Saved entries
----------
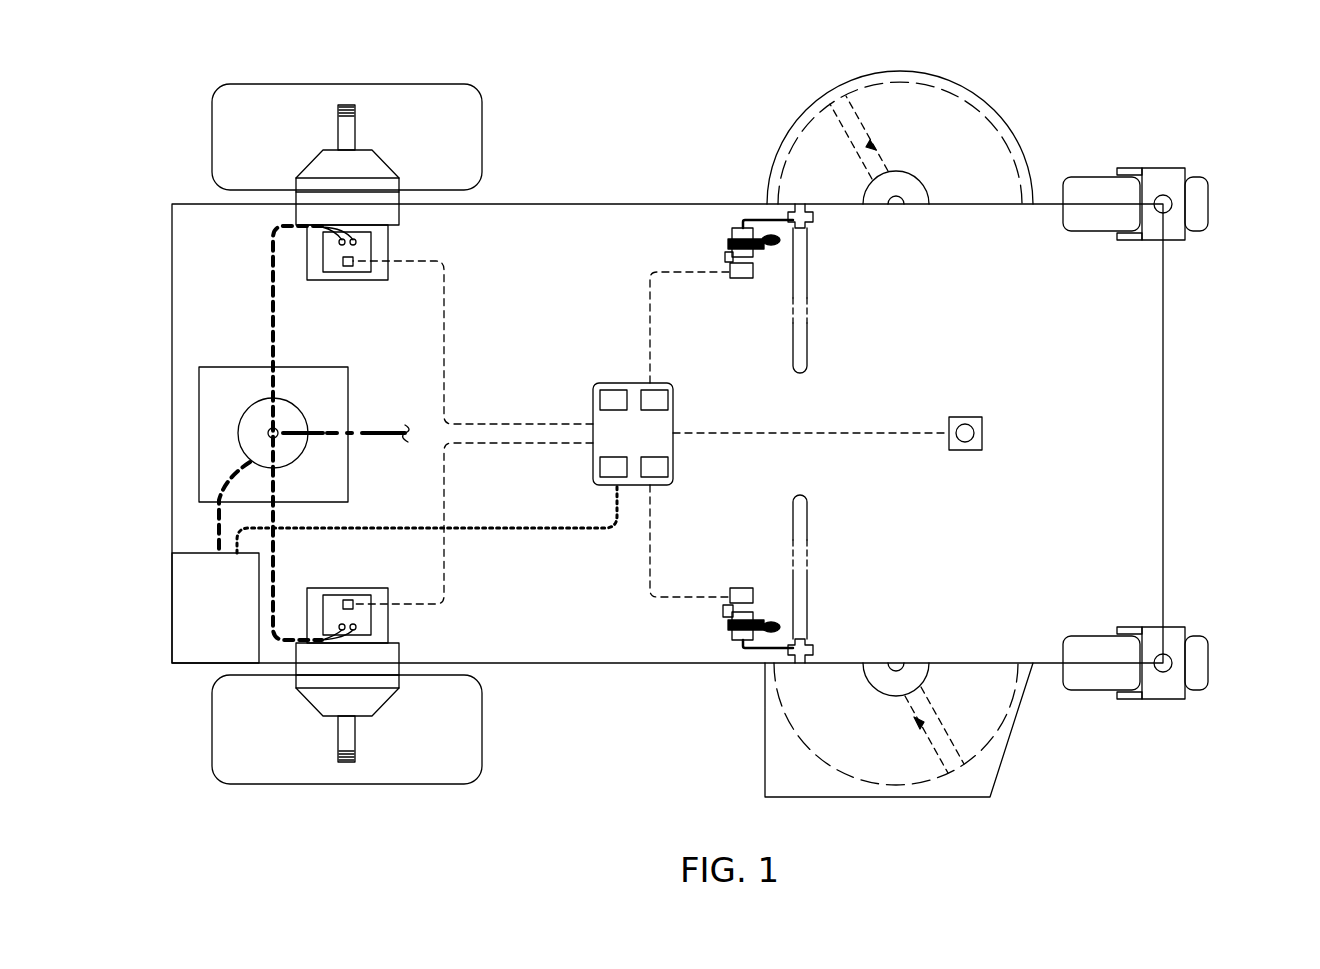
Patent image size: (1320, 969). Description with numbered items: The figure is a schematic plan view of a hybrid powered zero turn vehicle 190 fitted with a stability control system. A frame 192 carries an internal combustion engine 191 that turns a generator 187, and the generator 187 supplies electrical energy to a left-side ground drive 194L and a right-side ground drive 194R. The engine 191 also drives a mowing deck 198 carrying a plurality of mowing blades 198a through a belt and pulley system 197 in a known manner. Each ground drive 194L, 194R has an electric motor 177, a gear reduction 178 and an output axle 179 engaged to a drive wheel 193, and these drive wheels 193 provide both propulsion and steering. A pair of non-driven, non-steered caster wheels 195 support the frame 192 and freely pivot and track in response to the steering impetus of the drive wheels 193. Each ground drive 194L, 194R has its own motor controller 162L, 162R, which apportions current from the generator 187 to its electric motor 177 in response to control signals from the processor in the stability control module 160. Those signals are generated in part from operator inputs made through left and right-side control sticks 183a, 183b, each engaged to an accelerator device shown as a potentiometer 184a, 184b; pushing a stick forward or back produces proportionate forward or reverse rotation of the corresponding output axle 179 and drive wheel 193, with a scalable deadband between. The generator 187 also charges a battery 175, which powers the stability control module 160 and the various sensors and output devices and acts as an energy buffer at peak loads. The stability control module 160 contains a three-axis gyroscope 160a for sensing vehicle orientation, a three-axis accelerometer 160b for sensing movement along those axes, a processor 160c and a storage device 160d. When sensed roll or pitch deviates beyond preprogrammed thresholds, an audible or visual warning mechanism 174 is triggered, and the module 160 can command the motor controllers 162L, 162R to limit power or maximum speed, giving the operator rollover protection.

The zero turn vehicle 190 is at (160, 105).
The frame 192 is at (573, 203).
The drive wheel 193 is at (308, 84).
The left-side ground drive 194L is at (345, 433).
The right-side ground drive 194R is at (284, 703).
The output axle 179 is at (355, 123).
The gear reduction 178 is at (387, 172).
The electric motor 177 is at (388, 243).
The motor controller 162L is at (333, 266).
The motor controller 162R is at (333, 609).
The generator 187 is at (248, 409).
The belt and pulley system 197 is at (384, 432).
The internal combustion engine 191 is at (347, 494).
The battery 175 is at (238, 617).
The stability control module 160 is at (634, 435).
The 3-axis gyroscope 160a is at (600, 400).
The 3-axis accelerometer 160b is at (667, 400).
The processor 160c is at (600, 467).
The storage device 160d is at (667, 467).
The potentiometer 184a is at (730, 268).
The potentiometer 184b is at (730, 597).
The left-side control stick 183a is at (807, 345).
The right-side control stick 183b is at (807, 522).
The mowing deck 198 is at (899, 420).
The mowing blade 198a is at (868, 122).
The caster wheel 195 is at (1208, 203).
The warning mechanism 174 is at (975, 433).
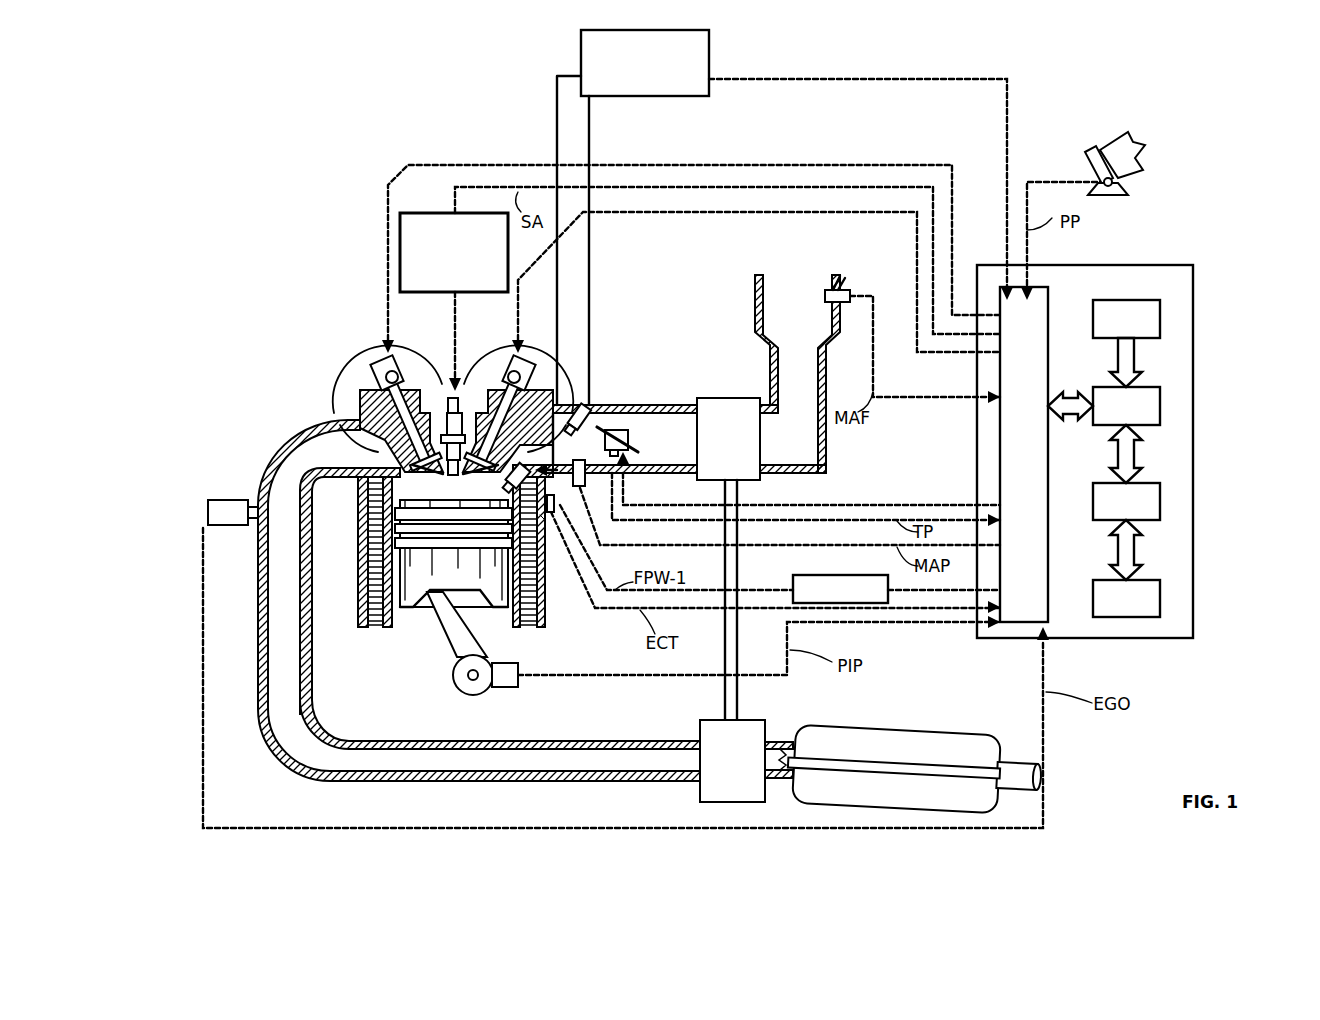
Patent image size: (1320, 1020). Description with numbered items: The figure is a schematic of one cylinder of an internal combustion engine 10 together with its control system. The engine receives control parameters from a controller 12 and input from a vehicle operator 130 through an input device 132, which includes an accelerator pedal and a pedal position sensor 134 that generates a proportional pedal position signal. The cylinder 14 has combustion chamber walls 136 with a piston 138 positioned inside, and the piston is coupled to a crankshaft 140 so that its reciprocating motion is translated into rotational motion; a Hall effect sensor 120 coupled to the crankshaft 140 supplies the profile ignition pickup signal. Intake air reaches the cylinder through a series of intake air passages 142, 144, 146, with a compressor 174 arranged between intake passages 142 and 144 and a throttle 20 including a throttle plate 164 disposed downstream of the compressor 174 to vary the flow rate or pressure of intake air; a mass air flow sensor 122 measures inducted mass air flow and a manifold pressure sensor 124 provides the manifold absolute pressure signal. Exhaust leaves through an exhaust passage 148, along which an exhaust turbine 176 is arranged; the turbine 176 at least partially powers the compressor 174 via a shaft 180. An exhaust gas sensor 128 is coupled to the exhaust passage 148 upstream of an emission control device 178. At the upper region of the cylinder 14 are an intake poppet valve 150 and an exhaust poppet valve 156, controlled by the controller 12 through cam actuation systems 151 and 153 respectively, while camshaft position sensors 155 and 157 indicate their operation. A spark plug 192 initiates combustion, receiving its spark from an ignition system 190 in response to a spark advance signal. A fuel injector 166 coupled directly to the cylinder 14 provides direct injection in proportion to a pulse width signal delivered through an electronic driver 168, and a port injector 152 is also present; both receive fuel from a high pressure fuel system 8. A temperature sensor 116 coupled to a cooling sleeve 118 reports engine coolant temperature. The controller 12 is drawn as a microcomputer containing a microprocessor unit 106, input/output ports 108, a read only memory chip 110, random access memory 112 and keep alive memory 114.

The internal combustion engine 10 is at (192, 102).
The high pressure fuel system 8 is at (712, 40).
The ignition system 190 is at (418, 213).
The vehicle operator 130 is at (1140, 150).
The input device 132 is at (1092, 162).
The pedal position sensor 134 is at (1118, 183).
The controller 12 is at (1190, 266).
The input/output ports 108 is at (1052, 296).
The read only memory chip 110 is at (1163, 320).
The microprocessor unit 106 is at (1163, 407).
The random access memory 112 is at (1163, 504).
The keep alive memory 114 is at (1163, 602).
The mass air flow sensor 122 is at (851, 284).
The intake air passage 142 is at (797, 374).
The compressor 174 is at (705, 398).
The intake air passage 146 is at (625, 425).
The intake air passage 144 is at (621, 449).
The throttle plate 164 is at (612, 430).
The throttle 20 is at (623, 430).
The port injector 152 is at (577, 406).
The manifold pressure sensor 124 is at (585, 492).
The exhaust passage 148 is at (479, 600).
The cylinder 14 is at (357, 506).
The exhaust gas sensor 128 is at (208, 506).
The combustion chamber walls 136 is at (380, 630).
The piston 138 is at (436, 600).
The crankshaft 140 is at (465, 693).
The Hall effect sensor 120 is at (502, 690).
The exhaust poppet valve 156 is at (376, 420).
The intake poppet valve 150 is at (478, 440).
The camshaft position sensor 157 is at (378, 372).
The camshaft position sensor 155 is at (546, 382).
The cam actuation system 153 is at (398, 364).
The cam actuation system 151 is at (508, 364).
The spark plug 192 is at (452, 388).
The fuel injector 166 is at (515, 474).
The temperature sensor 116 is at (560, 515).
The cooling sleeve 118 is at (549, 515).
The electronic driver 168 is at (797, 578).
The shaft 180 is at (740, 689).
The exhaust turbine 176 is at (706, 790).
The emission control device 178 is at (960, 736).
----------
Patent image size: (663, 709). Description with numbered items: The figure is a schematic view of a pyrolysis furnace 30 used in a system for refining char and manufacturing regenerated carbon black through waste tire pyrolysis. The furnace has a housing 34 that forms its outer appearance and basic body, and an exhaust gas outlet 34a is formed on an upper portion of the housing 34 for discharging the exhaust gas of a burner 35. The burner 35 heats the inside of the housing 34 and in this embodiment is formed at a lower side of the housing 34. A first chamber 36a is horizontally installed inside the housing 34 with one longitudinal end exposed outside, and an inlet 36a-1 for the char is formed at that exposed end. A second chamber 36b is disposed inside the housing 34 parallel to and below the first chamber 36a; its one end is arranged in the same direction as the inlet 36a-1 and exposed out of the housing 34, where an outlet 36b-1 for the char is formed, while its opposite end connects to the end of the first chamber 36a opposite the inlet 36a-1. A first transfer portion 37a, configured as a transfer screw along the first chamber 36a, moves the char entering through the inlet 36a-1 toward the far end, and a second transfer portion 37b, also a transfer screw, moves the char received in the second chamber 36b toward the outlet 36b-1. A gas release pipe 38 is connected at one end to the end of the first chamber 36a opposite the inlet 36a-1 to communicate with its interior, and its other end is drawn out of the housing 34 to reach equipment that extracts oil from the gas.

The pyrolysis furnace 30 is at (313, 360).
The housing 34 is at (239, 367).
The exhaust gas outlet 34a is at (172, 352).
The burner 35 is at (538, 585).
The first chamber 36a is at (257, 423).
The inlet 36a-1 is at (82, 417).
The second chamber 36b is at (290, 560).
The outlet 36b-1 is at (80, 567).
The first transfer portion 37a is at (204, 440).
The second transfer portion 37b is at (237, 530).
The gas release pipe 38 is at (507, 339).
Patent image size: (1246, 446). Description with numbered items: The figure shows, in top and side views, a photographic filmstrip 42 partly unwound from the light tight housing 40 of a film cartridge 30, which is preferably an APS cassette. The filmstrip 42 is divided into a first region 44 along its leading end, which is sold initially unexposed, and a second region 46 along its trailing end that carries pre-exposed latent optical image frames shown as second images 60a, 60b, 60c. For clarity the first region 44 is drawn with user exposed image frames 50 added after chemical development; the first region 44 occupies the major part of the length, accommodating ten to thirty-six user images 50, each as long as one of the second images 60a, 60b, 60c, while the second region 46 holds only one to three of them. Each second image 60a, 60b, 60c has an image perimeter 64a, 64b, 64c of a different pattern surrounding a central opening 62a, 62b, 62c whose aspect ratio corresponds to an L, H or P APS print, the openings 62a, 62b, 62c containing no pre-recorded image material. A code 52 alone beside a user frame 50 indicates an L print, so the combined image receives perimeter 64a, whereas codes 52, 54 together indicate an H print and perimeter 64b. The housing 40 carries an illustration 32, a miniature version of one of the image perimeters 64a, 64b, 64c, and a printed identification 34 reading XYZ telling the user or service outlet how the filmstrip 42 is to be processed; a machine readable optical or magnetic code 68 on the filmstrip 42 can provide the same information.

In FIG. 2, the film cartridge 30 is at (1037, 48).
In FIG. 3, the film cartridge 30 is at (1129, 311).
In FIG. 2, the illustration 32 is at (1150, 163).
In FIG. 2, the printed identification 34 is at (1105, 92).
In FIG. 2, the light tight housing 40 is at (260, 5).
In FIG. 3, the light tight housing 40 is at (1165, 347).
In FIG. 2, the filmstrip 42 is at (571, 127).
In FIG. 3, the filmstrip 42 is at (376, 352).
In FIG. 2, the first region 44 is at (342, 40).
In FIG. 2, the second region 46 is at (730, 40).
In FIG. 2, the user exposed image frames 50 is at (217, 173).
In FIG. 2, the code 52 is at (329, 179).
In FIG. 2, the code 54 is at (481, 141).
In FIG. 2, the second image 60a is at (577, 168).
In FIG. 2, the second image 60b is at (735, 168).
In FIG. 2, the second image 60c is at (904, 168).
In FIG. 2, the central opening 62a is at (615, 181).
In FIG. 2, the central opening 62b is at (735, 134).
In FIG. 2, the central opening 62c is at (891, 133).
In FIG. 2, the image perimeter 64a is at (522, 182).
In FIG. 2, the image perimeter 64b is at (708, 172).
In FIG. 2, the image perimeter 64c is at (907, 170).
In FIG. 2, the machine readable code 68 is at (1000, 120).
----------
▸ **Request**
Gather every line of the records above that contains the word "stick", matching case exactly.

▸ **Output of the task**
Patent image size: (1320, 969). Description with numbered items: The figure is a schematic plan view of a hybrid powered zero turn vehicle 190 fitted with a stability control system. A frame 192 carries an internal combustion engine 191 that turns a generator 187, and the generator 187 supplies electrical energy to a left-side ground drive 194L and a right-side ground drive 194R. The engine 191 also drives a mowing deck 198 carrying a plurality of mowing blades 198a through a belt and pulley system 197 in a known manner. Each ground drive 194L, 194R has an electric motor 177, a gear reduction 178 and an output axle 179 engaged to a drive wheel 193, and these drive wheels 193 provide both propulsion and steering. A pair of non-driven, non-steered caster wheels 195 support the frame 192 and freely pivot and track in response to the steering impetus of the drive wheels 193. Each ground drive 194L, 194R has its own motor controller 162L, 162R, which apportions current from the generator 187 to its electric motor 177 in response to control signals from the processor in the stability control module 160. Those signals are generated in part from operator inputs made through left and right-side control sticks 183a, 183b, each engaged to an accelerator device shown as a potentiometer 184a, 184b; pushing a stick forward or back produces proportionate forward or reverse rotation of the corresponding output axle 179 and drive wheel 193, with a scalable deadband between. The generator 187 also charges a battery 175, which powers the stability control module 160 and the various sensors and output devices and acts as an energy buffer at peak loads. The stability control module 160 contains a three-axis gyroscope 160a for sensing vehicle orientation, a three-axis accelerometer 160b for sensing movement along those axes, a processor 160c and a storage device 160d. When sensed roll or pitch deviates beyond preprogrammed thresholds, an audible or visual warning mechanism 174 is triggered, and the module 160 can command the motor controllers 162L, 162R to limit power or maximum speed, giving the operator rollover protection.
The left-side control stick 183a is at (807, 345).
The right-side control stick 183b is at (807, 522).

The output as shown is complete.